■ **To be done**
Report only the number of lines in the records that contain the word "What".

■ **Excerpts from a figure dataset**

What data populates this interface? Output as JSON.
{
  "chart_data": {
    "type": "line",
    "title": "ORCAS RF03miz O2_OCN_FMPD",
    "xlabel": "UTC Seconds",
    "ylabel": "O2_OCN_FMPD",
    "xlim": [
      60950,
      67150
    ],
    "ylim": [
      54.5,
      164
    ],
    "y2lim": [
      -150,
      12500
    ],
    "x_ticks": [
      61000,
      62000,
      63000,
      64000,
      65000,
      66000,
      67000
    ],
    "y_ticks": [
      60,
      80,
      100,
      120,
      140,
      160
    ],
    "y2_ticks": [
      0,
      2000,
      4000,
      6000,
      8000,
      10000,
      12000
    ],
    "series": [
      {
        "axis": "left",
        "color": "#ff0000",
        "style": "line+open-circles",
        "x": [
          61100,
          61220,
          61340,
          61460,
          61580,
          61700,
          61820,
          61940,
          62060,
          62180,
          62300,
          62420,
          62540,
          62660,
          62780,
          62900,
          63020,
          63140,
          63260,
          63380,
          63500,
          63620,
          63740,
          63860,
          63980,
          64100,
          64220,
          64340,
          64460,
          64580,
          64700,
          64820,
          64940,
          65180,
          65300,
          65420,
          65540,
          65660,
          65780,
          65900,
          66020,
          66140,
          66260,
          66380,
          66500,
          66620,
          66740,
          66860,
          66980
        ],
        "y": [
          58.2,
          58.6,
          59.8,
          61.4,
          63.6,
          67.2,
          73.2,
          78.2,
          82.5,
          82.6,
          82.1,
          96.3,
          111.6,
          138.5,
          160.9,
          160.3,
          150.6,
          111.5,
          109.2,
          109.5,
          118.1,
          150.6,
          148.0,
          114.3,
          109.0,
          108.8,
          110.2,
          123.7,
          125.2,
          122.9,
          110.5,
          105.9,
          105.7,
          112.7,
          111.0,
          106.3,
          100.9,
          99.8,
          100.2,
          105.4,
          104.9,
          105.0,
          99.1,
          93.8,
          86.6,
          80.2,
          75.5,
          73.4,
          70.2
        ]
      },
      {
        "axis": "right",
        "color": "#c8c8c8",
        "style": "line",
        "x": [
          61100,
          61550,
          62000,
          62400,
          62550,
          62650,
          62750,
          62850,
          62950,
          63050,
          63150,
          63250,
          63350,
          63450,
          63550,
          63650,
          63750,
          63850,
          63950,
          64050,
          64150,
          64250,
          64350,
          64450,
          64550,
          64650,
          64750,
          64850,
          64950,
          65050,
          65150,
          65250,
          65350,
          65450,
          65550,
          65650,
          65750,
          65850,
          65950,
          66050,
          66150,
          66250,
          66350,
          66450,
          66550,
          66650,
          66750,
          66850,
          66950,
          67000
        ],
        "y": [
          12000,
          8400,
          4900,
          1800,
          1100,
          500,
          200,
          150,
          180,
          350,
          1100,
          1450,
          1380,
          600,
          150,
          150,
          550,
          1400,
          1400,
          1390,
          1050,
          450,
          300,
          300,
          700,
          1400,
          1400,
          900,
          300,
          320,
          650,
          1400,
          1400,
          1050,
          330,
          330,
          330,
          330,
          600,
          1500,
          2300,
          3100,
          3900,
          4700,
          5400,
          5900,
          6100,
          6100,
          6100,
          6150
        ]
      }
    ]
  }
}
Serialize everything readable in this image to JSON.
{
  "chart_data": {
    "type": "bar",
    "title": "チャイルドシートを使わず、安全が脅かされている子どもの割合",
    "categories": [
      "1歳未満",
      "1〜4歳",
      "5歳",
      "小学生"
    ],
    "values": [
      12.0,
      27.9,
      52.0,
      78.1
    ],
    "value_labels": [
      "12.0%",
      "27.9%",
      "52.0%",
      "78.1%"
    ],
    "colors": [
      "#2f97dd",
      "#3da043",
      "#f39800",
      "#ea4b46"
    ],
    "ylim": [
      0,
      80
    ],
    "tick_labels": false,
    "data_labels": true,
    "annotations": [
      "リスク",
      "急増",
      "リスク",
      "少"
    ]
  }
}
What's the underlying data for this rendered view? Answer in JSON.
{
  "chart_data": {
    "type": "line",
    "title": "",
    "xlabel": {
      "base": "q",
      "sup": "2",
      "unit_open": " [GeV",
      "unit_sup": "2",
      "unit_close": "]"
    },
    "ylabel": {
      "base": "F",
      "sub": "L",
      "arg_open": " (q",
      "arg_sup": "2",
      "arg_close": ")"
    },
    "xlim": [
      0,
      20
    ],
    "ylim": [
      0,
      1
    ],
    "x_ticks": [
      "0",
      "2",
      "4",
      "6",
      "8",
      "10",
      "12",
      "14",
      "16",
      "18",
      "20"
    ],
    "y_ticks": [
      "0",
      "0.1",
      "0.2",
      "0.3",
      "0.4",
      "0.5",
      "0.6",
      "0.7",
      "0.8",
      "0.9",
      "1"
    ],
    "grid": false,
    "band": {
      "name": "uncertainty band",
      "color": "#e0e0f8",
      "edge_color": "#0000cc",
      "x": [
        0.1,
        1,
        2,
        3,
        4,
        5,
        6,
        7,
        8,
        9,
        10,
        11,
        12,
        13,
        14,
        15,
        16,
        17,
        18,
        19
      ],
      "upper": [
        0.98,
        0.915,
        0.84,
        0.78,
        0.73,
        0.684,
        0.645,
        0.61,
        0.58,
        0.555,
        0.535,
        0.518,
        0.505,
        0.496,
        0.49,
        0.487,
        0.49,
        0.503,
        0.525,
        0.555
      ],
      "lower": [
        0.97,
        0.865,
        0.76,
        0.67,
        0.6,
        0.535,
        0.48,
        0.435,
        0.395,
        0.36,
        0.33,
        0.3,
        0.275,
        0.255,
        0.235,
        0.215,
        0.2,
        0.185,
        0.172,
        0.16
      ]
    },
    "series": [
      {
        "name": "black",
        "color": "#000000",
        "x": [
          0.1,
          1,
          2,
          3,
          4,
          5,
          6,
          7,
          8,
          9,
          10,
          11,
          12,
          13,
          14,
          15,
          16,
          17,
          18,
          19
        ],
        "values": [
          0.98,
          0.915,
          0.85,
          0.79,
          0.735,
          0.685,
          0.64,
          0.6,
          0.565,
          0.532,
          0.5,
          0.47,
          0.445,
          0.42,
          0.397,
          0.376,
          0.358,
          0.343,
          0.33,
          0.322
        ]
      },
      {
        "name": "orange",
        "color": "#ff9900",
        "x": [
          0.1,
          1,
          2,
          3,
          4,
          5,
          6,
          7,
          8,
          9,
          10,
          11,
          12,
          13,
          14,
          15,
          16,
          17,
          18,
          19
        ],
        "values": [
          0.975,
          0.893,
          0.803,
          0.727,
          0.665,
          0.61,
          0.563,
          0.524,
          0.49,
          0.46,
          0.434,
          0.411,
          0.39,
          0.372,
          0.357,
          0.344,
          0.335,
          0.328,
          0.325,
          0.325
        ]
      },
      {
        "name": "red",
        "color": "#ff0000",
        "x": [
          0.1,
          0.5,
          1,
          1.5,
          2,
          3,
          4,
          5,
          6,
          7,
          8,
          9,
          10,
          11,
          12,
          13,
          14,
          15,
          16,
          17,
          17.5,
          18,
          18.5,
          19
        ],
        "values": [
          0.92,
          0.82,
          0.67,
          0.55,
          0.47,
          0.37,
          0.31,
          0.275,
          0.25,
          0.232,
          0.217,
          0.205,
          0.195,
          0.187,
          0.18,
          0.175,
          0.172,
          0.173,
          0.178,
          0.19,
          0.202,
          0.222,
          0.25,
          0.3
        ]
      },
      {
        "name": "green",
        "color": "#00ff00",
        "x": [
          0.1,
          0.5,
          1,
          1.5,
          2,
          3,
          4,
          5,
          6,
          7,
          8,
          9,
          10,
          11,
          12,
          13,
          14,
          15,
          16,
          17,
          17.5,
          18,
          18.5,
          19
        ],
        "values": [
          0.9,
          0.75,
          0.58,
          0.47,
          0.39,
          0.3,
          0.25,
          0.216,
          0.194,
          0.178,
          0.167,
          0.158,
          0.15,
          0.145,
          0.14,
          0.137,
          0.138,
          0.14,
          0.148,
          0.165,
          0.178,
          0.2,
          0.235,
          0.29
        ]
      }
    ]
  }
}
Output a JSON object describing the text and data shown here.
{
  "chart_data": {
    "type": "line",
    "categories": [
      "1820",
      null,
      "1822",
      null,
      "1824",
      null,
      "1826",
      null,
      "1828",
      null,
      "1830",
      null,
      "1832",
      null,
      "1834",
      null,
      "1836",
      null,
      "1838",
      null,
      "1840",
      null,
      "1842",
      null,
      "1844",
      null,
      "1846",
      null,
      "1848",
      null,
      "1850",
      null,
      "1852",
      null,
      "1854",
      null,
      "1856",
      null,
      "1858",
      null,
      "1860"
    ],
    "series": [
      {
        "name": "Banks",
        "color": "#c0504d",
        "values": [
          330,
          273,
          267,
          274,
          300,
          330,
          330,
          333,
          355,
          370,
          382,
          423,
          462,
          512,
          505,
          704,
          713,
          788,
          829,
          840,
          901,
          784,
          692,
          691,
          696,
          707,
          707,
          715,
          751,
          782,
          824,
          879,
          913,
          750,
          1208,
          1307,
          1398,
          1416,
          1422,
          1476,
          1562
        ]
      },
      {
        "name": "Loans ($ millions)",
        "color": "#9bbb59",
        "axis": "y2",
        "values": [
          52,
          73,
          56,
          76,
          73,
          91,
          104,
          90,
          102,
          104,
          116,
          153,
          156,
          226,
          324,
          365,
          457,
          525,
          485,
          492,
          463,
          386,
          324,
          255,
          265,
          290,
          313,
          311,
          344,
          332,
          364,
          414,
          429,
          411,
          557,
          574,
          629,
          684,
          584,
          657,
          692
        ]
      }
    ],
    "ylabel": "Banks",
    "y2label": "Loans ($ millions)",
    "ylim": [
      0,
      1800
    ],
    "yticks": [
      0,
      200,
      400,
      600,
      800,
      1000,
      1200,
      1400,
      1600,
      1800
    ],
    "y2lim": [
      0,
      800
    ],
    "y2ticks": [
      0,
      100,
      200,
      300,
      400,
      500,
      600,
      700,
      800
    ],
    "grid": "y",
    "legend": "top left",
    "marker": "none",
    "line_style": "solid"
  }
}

■ **Task output**
2